▶ [Work required]
Print the listing as it stands, omitting all images.

▶ [Source data]
^^^^^^^^^^^^^^^^
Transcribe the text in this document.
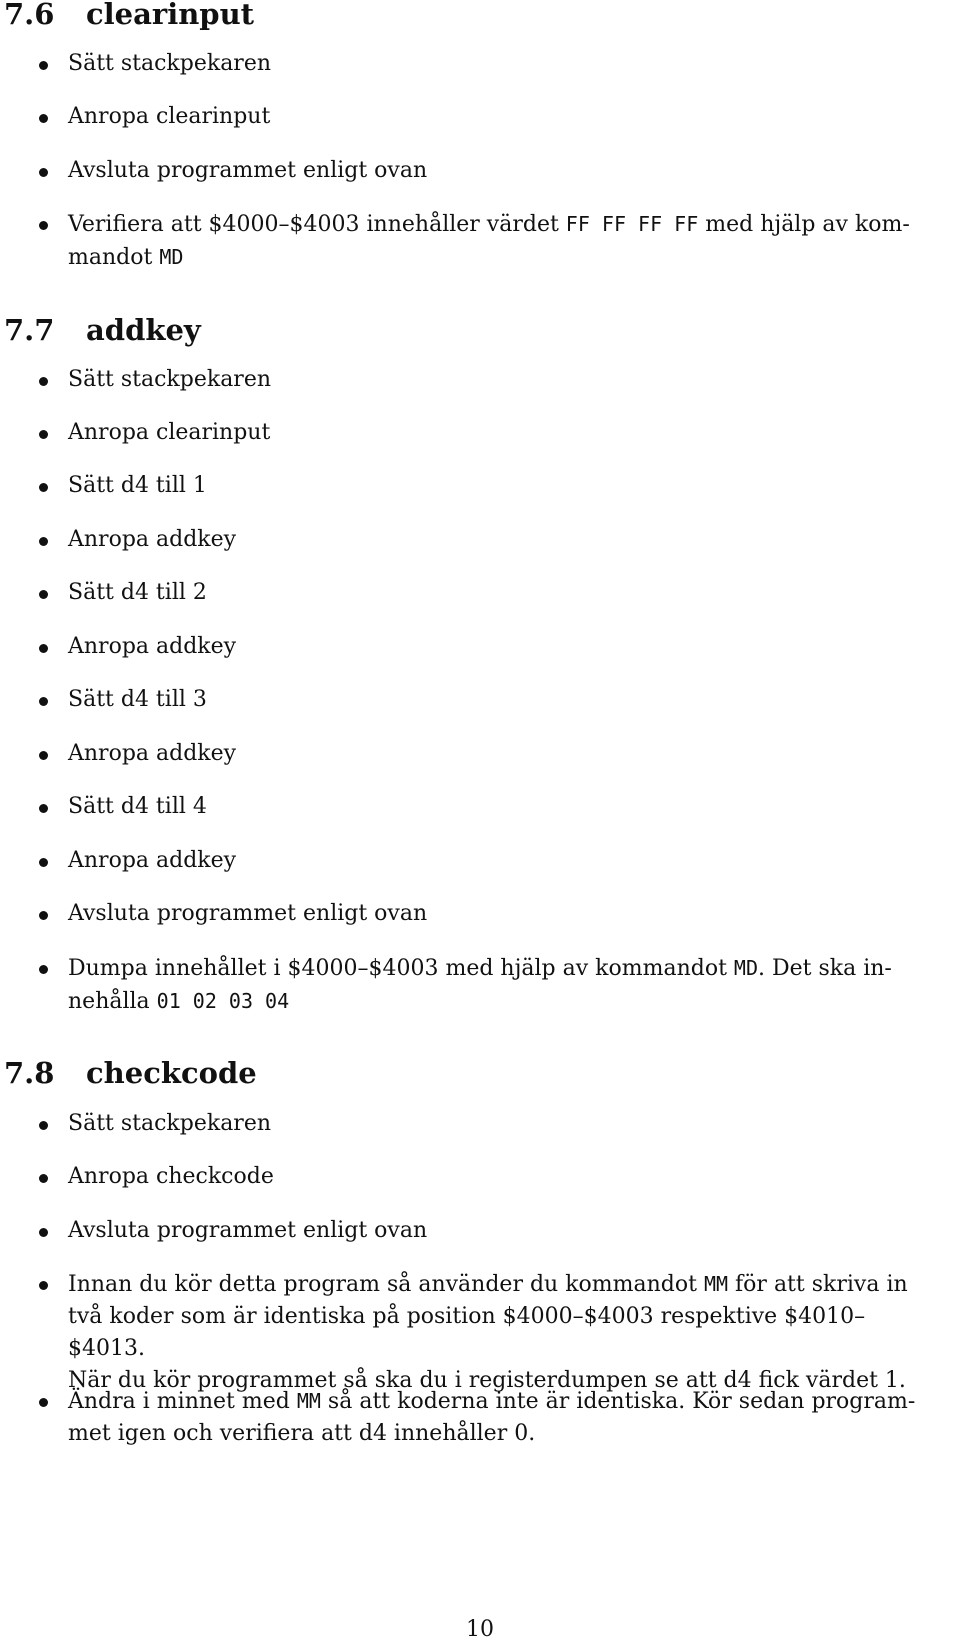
7.6 clearinput
Sätt stackpekaren
Anropa clearinput
Avsluta programmet enligt ovan
Verifiera att $4000–$4003 innehåller värdet FF FF FF FF med hjälp av kom-
mandot MD
7.7 addkey
Sätt stackpekaren
Anropa clearinput
Sätt d4 till 1
Anropa addkey
Sätt d4 till 2
Anropa addkey
Sätt d4 till 3
Anropa addkey
Sätt d4 till 4
Anropa addkey
Avsluta programmet enligt ovan
Dumpa innehållet i $4000–$4003 med hjälp av kommandot MD. Det ska in-
nehålla 01 02 03 04
7.8 checkcode
Sätt stackpekaren
Anropa checkcode
Avsluta programmet enligt ovan
Innan du kör detta program så använder du kommandot MM för att skriva in
två koder som är identiska på position $4000–$4003 respektive $4010–$4013.
När du kör programmet så ska du i registerdumpen se att d4 fick värdet 1.
Ändra i minnet med MM så att koderna inte är identiska. Kör sedan program-
met igen och verifiera att d4 innehåller 0.
10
^^^^^^^^^^^^^^^^
▶ [Output for this task]
Transcribe the text in this document.
7.6 clearinput
Sätt stackpekaren
Anropa clearinput
Avsluta programmet enligt ovan
Verifiera att $4000–$4003 innehåller värdet FF FF FF FF med hjälp av kom-
mandot MD
7.7 addkey
Sätt stackpekaren
Anropa clearinput
Sätt d4 till 1
Anropa addkey
Sätt d4 till 2
Anropa addkey
Sätt d4 till 3
Anropa addkey
Sätt d4 till 4
Anropa addkey
Avsluta programmet enligt ovan
Dumpa innehållet i $4000–$4003 med hjälp av kommandot MD. Det ska in-
nehålla 01 02 03 04
7.8 checkcode
Sätt stackpekaren
Anropa checkcode
Avsluta programmet enligt ovan
Innan du kör detta program så använder du kommandot MM för att skriva in
två koder som är identiska på position $4000–$4003 respektive $4010–$4013.
När du kör programmet så ska du i registerdumpen se att d4 fick värdet 1.
Ändra i minnet med MM så att koderna inte är identiska. Kör sedan program-
met igen och verifiera att d4 innehåller 0.
10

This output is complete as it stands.